**Directions for this task:** Emit the entire listing verbatim.

-- Material provided start --

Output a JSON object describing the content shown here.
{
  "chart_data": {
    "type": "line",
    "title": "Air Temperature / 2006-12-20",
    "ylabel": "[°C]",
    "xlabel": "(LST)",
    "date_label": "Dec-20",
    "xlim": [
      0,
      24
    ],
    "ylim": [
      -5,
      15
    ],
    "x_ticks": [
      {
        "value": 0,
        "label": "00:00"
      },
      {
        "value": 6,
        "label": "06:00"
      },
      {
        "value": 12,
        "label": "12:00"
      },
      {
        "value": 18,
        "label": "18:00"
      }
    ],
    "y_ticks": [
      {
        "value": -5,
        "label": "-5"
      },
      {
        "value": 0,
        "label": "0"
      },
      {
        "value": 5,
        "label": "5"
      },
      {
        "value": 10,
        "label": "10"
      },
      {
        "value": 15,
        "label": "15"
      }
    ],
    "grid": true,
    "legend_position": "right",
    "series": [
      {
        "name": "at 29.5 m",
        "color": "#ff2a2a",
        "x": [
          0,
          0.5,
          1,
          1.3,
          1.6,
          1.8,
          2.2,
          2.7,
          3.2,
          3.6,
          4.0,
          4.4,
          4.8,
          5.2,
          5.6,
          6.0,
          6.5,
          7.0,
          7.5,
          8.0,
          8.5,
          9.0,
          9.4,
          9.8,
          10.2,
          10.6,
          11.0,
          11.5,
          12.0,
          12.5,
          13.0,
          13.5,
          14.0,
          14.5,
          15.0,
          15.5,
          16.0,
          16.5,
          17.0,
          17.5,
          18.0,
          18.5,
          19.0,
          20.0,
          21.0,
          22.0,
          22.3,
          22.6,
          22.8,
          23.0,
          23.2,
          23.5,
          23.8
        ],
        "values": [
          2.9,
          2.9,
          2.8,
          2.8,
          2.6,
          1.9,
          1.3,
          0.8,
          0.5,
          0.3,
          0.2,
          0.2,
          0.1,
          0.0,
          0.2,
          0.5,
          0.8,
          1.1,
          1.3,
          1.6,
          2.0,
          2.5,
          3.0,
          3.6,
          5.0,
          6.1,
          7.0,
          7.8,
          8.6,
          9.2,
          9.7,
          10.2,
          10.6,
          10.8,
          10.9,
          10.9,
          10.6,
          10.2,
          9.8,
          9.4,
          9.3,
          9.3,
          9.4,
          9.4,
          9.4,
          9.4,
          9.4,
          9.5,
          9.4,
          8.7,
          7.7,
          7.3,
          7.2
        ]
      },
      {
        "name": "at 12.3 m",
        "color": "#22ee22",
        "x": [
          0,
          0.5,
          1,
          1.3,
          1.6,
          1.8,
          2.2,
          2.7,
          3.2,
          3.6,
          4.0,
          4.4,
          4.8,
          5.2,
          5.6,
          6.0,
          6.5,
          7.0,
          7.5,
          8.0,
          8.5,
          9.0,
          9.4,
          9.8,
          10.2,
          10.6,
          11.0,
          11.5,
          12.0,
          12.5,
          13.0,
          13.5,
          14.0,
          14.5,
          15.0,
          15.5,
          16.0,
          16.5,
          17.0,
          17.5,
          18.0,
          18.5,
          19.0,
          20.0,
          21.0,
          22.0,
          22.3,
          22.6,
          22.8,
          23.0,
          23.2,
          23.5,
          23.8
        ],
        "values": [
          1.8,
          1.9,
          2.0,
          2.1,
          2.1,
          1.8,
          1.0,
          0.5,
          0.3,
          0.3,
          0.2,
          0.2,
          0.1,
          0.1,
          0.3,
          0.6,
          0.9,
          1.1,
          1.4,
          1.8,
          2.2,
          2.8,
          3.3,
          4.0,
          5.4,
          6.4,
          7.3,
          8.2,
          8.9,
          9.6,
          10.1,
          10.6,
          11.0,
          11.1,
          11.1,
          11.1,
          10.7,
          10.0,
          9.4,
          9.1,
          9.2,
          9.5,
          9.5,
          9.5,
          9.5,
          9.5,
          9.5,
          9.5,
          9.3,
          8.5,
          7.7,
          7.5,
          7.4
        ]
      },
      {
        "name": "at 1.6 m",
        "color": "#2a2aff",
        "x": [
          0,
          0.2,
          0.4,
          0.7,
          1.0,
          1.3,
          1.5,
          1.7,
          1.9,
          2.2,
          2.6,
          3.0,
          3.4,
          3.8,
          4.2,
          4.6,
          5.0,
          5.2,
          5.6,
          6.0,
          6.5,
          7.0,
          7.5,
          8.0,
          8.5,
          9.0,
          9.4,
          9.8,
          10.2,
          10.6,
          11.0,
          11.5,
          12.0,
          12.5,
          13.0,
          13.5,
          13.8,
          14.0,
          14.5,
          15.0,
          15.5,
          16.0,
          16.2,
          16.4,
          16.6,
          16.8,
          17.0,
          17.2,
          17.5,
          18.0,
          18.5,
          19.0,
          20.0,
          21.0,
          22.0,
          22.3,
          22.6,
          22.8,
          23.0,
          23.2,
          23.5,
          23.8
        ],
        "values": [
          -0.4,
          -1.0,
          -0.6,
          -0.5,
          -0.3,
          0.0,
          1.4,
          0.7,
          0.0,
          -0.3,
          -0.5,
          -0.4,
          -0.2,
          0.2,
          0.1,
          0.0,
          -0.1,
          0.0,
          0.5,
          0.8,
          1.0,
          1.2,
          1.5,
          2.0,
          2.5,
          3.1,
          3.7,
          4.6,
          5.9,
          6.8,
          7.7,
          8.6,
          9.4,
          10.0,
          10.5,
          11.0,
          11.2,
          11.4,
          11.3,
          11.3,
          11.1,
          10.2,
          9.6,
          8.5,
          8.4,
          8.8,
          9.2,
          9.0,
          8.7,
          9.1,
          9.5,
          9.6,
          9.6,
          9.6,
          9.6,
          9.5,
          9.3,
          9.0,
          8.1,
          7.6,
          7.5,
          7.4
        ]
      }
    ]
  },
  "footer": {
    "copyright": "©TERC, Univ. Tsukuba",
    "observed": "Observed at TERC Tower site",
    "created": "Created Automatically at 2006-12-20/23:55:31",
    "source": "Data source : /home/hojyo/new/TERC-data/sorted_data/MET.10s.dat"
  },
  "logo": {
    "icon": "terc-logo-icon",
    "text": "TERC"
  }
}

-- Material provided end --

**Exercise output:**
Output a JSON object describing the content shown here.
{
  "chart_data": {
    "type": "line",
    "title": "Air Temperature / 2006-12-20",
    "ylabel": "[°C]",
    "xlabel": "(LST)",
    "date_label": "Dec-20",
    "xlim": [
      0,
      24
    ],
    "ylim": [
      -5,
      15
    ],
    "x_ticks": [
      {
        "value": 0,
        "label": "00:00"
      },
      {
        "value": 6,
        "label": "06:00"
      },
      {
        "value": 12,
        "label": "12:00"
      },
      {
        "value": 18,
        "label": "18:00"
      }
    ],
    "y_ticks": [
      {
        "value": -5,
        "label": "-5"
      },
      {
        "value": 0,
        "label": "0"
      },
      {
        "value": 5,
        "label": "5"
      },
      {
        "value": 10,
        "label": "10"
      },
      {
        "value": 15,
        "label": "15"
      }
    ],
    "grid": true,
    "legend_position": "right",
    "series": [
      {
        "name": "at 29.5 m",
        "color": "#ff2a2a",
        "x": [
          0,
          0.5,
          1,
          1.3,
          1.6,
          1.8,
          2.2,
          2.7,
          3.2,
          3.6,
          4.0,
          4.4,
          4.8,
          5.2,
          5.6,
          6.0,
          6.5,
          7.0,
          7.5,
          8.0,
          8.5,
          9.0,
          9.4,
          9.8,
          10.2,
          10.6,
          11.0,
          11.5,
          12.0,
          12.5,
          13.0,
          13.5,
          14.0,
          14.5,
          15.0,
          15.5,
          16.0,
          16.5,
          17.0,
          17.5,
          18.0,
          18.5,
          19.0,
          20.0,
          21.0,
          22.0,
          22.3,
          22.6,
          22.8,
          23.0,
          23.2,
          23.5,
          23.8
        ],
        "values": [
          2.9,
          2.9,
          2.8,
          2.8,
          2.6,
          1.9,
          1.3,
          0.8,
          0.5,
          0.3,
          0.2,
          0.2,
          0.1,
          0.0,
          0.2,
          0.5,
          0.8,
          1.1,
          1.3,
          1.6,
          2.0,
          2.5,
          3.0,
          3.6,
          5.0,
          6.1,
          7.0,
          7.8,
          8.6,
          9.2,
          9.7,
          10.2,
          10.6,
          10.8,
          10.9,
          10.9,
          10.6,
          10.2,
          9.8,
          9.4,
          9.3,
          9.3,
          9.4,
          9.4,
          9.4,
          9.4,
          9.4,
          9.5,
          9.4,
          8.7,
          7.7,
          7.3,
          7.2
        ]
      },
      {
        "name": "at 12.3 m",
        "color": "#22ee22",
        "x": [
          0,
          0.5,
          1,
          1.3,
          1.6,
          1.8,
          2.2,
          2.7,
          3.2,
          3.6,
          4.0,
          4.4,
          4.8,
          5.2,
          5.6,
          6.0,
          6.5,
          7.0,
          7.5,
          8.0,
          8.5,
          9.0,
          9.4,
          9.8,
          10.2,
          10.6,
          11.0,
          11.5,
          12.0,
          12.5,
          13.0,
          13.5,
          14.0,
          14.5,
          15.0,
          15.5,
          16.0,
          16.5,
          17.0,
          17.5,
          18.0,
          18.5,
          19.0,
          20.0,
          21.0,
          22.0,
          22.3,
          22.6,
          22.8,
          23.0,
          23.2,
          23.5,
          23.8
        ],
        "values": [
          1.8,
          1.9,
          2.0,
          2.1,
          2.1,
          1.8,
          1.0,
          0.5,
          0.3,
          0.3,
          0.2,
          0.2,
          0.1,
          0.1,
          0.3,
          0.6,
          0.9,
          1.1,
          1.4,
          1.8,
          2.2,
          2.8,
          3.3,
          4.0,
          5.4,
          6.4,
          7.3,
          8.2,
          8.9,
          9.6,
          10.1,
          10.6,
          11.0,
          11.1,
          11.1,
          11.1,
          10.7,
          10.0,
          9.4,
          9.1,
          9.2,
          9.5,
          9.5,
          9.5,
          9.5,
          9.5,
          9.5,
          9.5,
          9.3,
          8.5,
          7.7,
          7.5,
          7.4
        ]
      },
      {
        "name": "at 1.6 m",
        "color": "#2a2aff",
        "x": [
          0,
          0.2,
          0.4,
          0.7,
          1.0,
          1.3,
          1.5,
          1.7,
          1.9,
          2.2,
          2.6,
          3.0,
          3.4,
          3.8,
          4.2,
          4.6,
          5.0,
          5.2,
          5.6,
          6.0,
          6.5,
          7.0,
          7.5,
          8.0,
          8.5,
          9.0,
          9.4,
          9.8,
          10.2,
          10.6,
          11.0,
          11.5,
          12.0,
          12.5,
          13.0,
          13.5,
          13.8,
          14.0,
          14.5,
          15.0,
          15.5,
          16.0,
          16.2,
          16.4,
          16.6,
          16.8,
          17.0,
          17.2,
          17.5,
          18.0,
          18.5,
          19.0,
          20.0,
          21.0,
          22.0,
          22.3,
          22.6,
          22.8,
          23.0,
          23.2,
          23.5,
          23.8
        ],
        "values": [
          -0.4,
          -1.0,
          -0.6,
          -0.5,
          -0.3,
          0.0,
          1.4,
          0.7,
          0.0,
          -0.3,
          -0.5,
          -0.4,
          -0.2,
          0.2,
          0.1,
          0.0,
          -0.1,
          0.0,
          0.5,
          0.8,
          1.0,
          1.2,
          1.5,
          2.0,
          2.5,
          3.1,
          3.7,
          4.6,
          5.9,
          6.8,
          7.7,
          8.6,
          9.4,
          10.0,
          10.5,
          11.0,
          11.2,
          11.4,
          11.3,
          11.3,
          11.1,
          10.2,
          9.6,
          8.5,
          8.4,
          8.8,
          9.2,
          9.0,
          8.7,
          9.1,
          9.5,
          9.6,
          9.6,
          9.6,
          9.6,
          9.5,
          9.3,
          9.0,
          8.1,
          7.6,
          7.5,
          7.4
        ]
      }
    ]
  },
  "footer": {
    "copyright": "©TERC, Univ. Tsukuba",
    "observed": "Observed at TERC Tower site",
    "created": "Created Automatically at 2006-12-20/23:55:31",
    "source": "Data source : /home/hojyo/new/TERC-data/sorted_data/MET.10s.dat"
  },
  "logo": {
    "icon": "terc-logo-icon",
    "text": "TERC"
  }
}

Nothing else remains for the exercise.